_THE EXERCISE_
Render these lines as a Markdown table with the columns "Row" and "Line," numbering each row and omitting blank lines. Leave the pictures out of the table.

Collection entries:
--------

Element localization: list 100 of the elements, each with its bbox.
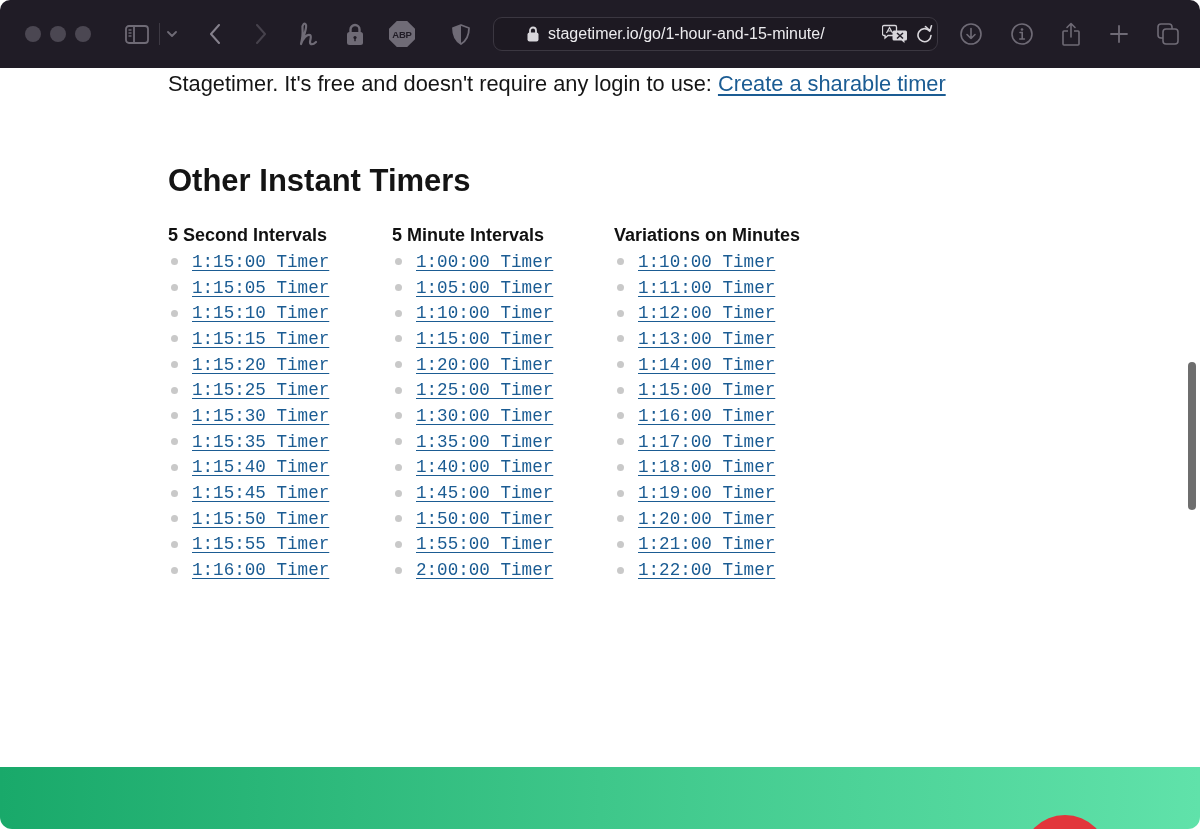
bullet-icon [617,566,624,574]
timer-link[interactable]: 1:05:00 Timer [416,276,554,299]
new-tab-icon[interactable] [1110,25,1128,43]
bullet-icon [395,335,402,343]
bullet-icon [617,258,624,266]
timer-link[interactable]: 2:00:00 Timer [416,559,554,582]
bullet-icon [171,438,178,446]
timer-link[interactable]: 1:13:00 Timer [638,327,776,350]
bullet-icon [395,386,402,394]
timer-link[interactable]: 1:17:00 Timer [638,430,776,453]
timer-link[interactable]: 1:15:00 Timer [638,379,776,402]
timer-link[interactable]: 1:50:00 Timer [416,507,554,530]
timer-link[interactable]: 1:15:15 Timer [192,327,330,350]
reload-icon[interactable] [916,25,933,43]
timer-link[interactable]: 1:11:00 Timer [638,276,776,299]
bullet-icon [171,258,178,266]
timer-link[interactable]: 1:25:00 Timer [416,379,554,402]
bullet-icon [171,515,178,523]
bullet-icon [617,361,624,369]
tabs-overview-icon[interactable] [1157,23,1179,45]
translate-icon[interactable] [882,24,908,44]
timer-link[interactable]: 1:10:00 Timer [416,302,554,325]
timer-link[interactable]: 1:21:00 Timer [638,533,776,556]
timer-link[interactable]: 1:15:55 Timer [192,533,330,556]
timer-link[interactable]: 1:15:40 Timer [192,456,330,479]
bullet-icon [395,361,402,369]
minimize-icon[interactable] [50,26,66,42]
address-field[interactable]: stagetimer.io/go/1-hour-and-15-minute/ [493,17,938,51]
timer-link[interactable]: 1:40:00 Timer [416,456,554,479]
download-icon[interactable] [960,23,982,45]
bullet-icon [395,515,402,523]
create-timer-link[interactable]: Create a sharable timer [717,71,946,96]
shield-icon[interactable] [452,23,470,45]
timer-link[interactable]: 1:35:00 Timer [416,430,554,453]
cursive-h-icon[interactable] [298,22,318,46]
column-heading: Variations on Minutes [614,224,802,246]
timer-link[interactable]: 1:15:05 Timer [192,276,330,299]
timer-link[interactable]: 1:20:00 Timer [416,353,554,376]
bullet-icon [395,258,402,266]
bullet-icon [617,515,624,523]
bullet-icon [617,284,624,292]
bullet-icon [617,438,624,446]
bullet-icon [171,463,178,471]
bullet-icon [617,540,624,548]
bullet-icon [171,309,178,317]
bullet-icon [171,412,178,420]
maximize-icon[interactable] [75,26,91,42]
close-icon[interactable] [25,26,41,42]
bullet-icon [395,309,402,317]
timer-link[interactable]: 1:18:00 Timer [638,456,776,479]
timer-link[interactable]: 1:30:00 Timer [416,404,554,427]
timer-link[interactable]: 1:15:00 Timer [192,250,330,273]
bullet-icon [617,309,624,317]
timer-link[interactable]: 1:15:45 Timer [192,482,330,505]
bullet-icon [171,284,178,292]
info-icon[interactable] [1011,23,1033,45]
timer-link[interactable]: 1:15:00 Timer [416,327,554,350]
column-heading: 5 Minute Intervals [392,224,546,246]
bullet-icon [617,386,624,394]
bullet-icon [617,412,624,420]
bullet-icon [171,540,178,548]
timer-link[interactable]: 1:15:25 Timer [192,379,330,402]
timer-link[interactable]: 1:15:20 Timer [192,353,330,376]
timer-link[interactable]: 1:00:00 Timer [416,250,554,273]
timer-link[interactable]: 1:12:00 Timer [638,302,776,325]
intro-text: Stagetimer. It's free and doesn't require any login to use: Create a sharable timer [168,72,946,96]
timer-link[interactable]: 1:16:00 Timer [192,559,330,582]
chevron-down-icon[interactable] [167,31,177,37]
lock-icon[interactable] [346,23,364,45]
bullet-icon [171,361,178,369]
timer-link[interactable]: 1:14:00 Timer [638,353,776,376]
bullet-icon [617,489,624,497]
bullet-icon [395,540,402,548]
scrollbar-thumb[interactable] [1188,362,1196,510]
column-heading: 5 Second Intervals [168,224,329,246]
bullet-icon [617,335,624,343]
lock-icon [527,26,539,42]
bullet-icon [617,463,624,471]
timer-link[interactable]: 1:19:00 Timer [638,482,776,505]
bullet-icon [395,438,402,446]
bullet-icon [171,489,178,497]
share-icon[interactable] [1062,22,1080,46]
timer-link[interactable]: 1:22:00 Timer [638,559,776,582]
bullet-icon [171,335,178,343]
timer-link[interactable]: 1:10:00 Timer [638,250,776,273]
timer-link[interactable]: 1:55:00 Timer [416,533,554,556]
bullet-icon [395,566,402,574]
timer-link[interactable]: 1:45:00 Timer [416,482,554,505]
timer-link[interactable]: 1:15:50 Timer [192,507,330,530]
bullet-icon [171,386,178,394]
bullet-icon [395,284,402,292]
timer-link[interactable]: 1:15:10 Timer [192,302,330,325]
timer-link[interactable]: 1:20:00 Timer [638,507,776,530]
bullet-icon [171,566,178,574]
back-icon[interactable] [209,24,221,44]
bullet-icon [395,412,402,420]
timer-link[interactable]: 1:15:35 Timer [192,430,330,453]
sidebar-icon[interactable] [125,24,149,44]
timer-link[interactable]: 1:16:00 Timer [638,404,776,427]
timer-link[interactable]: 1:15:30 Timer [192,404,330,427]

--------

_SOLUTION TO THE PROBLEM_
| Row | Line |
|---|---|
| 1 | Element localization: list 100 of the elements, each with its bbox. |
| 2 | bullet-icon [617,566,624,574] |
| 3 | timer-link[interactable]: 1:05:00 Timer [416,276,554,299] |
| 4 | new-tab-icon[interactable] [1110,25,1128,43] |
| 5 | bullet-icon [395,335,402,343] |
| 6 | bullet-icon [617,258,624,266] |
| 7 | timer-link[interactable]: 2:00:00 Timer [416,559,554,582] |
| 8 | bullet-icon [171,438,178,446] |
| 9 | timer-link[interactable]: 1:13:00 Timer [638,327,776,350] |
| 10 | bullet-icon [395,386,402,394] |
| 11 | timer-link[interactable]: 1:17:00 Timer [638,430,776,453] |
| 12 | timer-link[interactable]: 1:15:00 Timer [638,379,776,402] |
| 13 | timer-link[interactable]: 1:50:00 Timer [416,507,554,530] |
| 14 | timer-link[interactable]: 1:15:15 Timer [192,327,330,350] |
| 15 | reload-icon[interactable] [916,25,933,43] |
| 16 | timer-link[interactable]: 1:11:00 Timer [638,276,776,299] |
| 17 | bullet-icon [171,258,178,266] |
| 18 | timer-link[interactable]: 1:25:00 Timer [416,379,554,402] |
| 19 | bullet-icon [171,515,178,523] |
| 20 | bullet-icon [617,361,624,369] |
| 21 | tabs-overview-icon[interactable] [1157,23,1179,45] |
| 22 | translate-icon[interactable] [882,24,908,44] |
| 23 | timer-link[interactable]: 1:10:00 Timer [416,302,554,325] |
| 24 | timer-link[interactable]: 1:21:00 Timer [638,533,776,556] |
| 25 | timer-link[interactable]: 1:15:55 Timer [192,533,330,556] |
| 26 | timer-link[interactable]: 1:15:40 Timer [192,456,330,479] |
| 27 | bullet-icon [395,361,402,369] |
| 28 | minimize-icon[interactable] [50,26,66,42] |
| 29 | address-field[interactable]: stagetimer.io/go/1-hour-and-15-minute/ [493,17,938,51] |
| 30 | timer-link[interactable]: 1:40:00 Timer [416,456,554,479] |
| 31 | download-icon[interactable] [960,23,982,45] |
| 32 | bullet-icon [395,515,402,523] |
| 33 | create-timer-link[interactable]: Create a sharable timer [717,71,946,96] |
| 34 | shield-icon[interactable] [452,23,470,45] |
| 35 | timer-link[interactable]: 1:35:00 Timer [416,430,554,453] |
| 36 | cursive-h-icon[interactable] [298,22,318,46] |
| 37 | column-heading: Variations on Minutes [614,224,802,246] |
| 38 | timer-link[interactable]: 1:15:05 Timer [192,276,330,299] |
| 39 | timer-link[interactable]: 1:20:00 Timer [416,353,554,376] |
| 40 | bullet-icon [395,258,402,266] |
| 41 | bullet-icon [617,515,624,523] |
| 42 | bullet-icon [617,284,624,292] |
| 43 | bullet-icon [617,438,624,446] |
| 44 | bullet-icon [171,463,178,471] |
| 45 | bullet-icon [617,540,624,548] |
| 46 | bullet-icon [171,309,178,317] |
| 47 | bullet-icon [171,412,178,420] |
| 48 | maximize-icon[interactable] [75,26,91,42] |
| 49 | close-icon[interactable] [25,26,41,42] |
| 50 | bullet-icon [395,309,402,317] |
| 51 | timer-link[interactable]: 1:18:00 Timer [638,456,776,479] |
| 52 | timer-link[interactable]: 1:30:00 Timer [416,404,554,427] |
| 53 | timer-link[interactable]: 1:15:00 Timer [192,250,330,273] |
| 54 | bullet-icon [617,309,624,317] |
| 55 | timer-link[interactable]: 1:15:45 Timer [192,482,330,505] |
| 56 | bullet-icon [171,284,178,292] |
| 57 | info-icon[interactable] [1011,23,1033,45] |
| 58 | timer-link[interactable]: 1:15:00 Timer [416,327,554,350] |
| 59 | column-heading: 5 Minute Intervals [392,224,546,246] |
| 60 | bullet-icon [617,386,624,394] |
| 61 | bullet-icon [617,412,624,420] |
| 62 | bullet-icon [171,540,178,548] |
| 63 | timer-link[interactable]: 1:15:25 Timer [192,379,330,402] |
| 64 | timer-link[interactable]: 1:15:20 Timer [192,353,330,376] |
| 65 | timer-link[interactable]: 1:00:00 Timer [416,250,554,273] |
| 66 | timer-link[interactable]: 1:12:00 Timer [638,302,776,325] |
| 67 | intro-text: Stagetimer. It's free and doesn't require any login to use: Create a sharable timer [168,72,946,96] |
| 68 | timer-link[interactable]: 1:16:00 Timer [192,559,330,582] |
| 69 | chevron-down-icon[interactable] [167,31,177,37] |
| 70 | lock-icon[interactable] [346,23,364,45] |
| 71 | bullet-icon [171,361,178,369] |
| 72 | timer-link[interactable]: 1:14:00 Timer [638,353,776,376] |
| 73 | bullet-icon [617,489,624,497] |
| 74 | bullet-icon [395,540,402,548] |
| 75 | scrollbar-thumb[interactable] [1188,362,1196,510] |
| 76 | column-heading: 5 Second Intervals [168,224,329,246] |
| 77 | bullet-icon [617,335,624,343] |
| 78 | lock-icon [527,26,539,42] |
| 79 | bullet-icon [617,463,624,471] |
| 80 | timer-link[interactable]: 1:19:00 Timer [638,482,776,505] |
| 81 | bullet-icon [395,438,402,446] |
| 82 | bullet-icon [171,489,178,497] |
| 83 | share-icon[interactable] [1062,22,1080,46] |
| 84 | timer-link[interactable]: 1:22:00 Timer [638,559,776,582] |
| 85 | bullet-icon [171,335,178,343] |
| 86 | timer-link[interactable]: 1:10:00 Timer [638,250,776,273] |
| 87 | timer-link[interactable]: 1:55:00 Timer [416,533,554,556] |
| 88 | bullet-icon [395,566,402,574] |
| 89 | timer-link[interactable]: 1:45:00 Timer [416,482,554,505] |
| 90 | timer-link[interactable]: 1:15:50 Timer [192,507,330,530] |
| 91 | bullet-icon [171,386,178,394] |
| 92 | bullet-icon [395,284,402,292] |
| 93 | timer-link[interactable]: 1:15:10 Timer [192,302,330,325] |
| 94 | timer-link[interactable]: 1:20:00 Timer [638,507,776,530] |
| 95 | bullet-icon [171,566,178,574] |
| 96 | back-icon[interactable] [209,24,221,44] |
| 97 | bullet-icon [395,412,402,420] |
| 98 | timer-link[interactable]: 1:15:35 Timer [192,430,330,453] |
| 99 | sidebar-icon[interactable] [125,24,149,44] |
| 100 | timer-link[interactable]: 1:16:00 Timer [638,404,776,427] |
| 101 | timer-link[interactable]: 1:15:30 Timer [192,404,330,427] |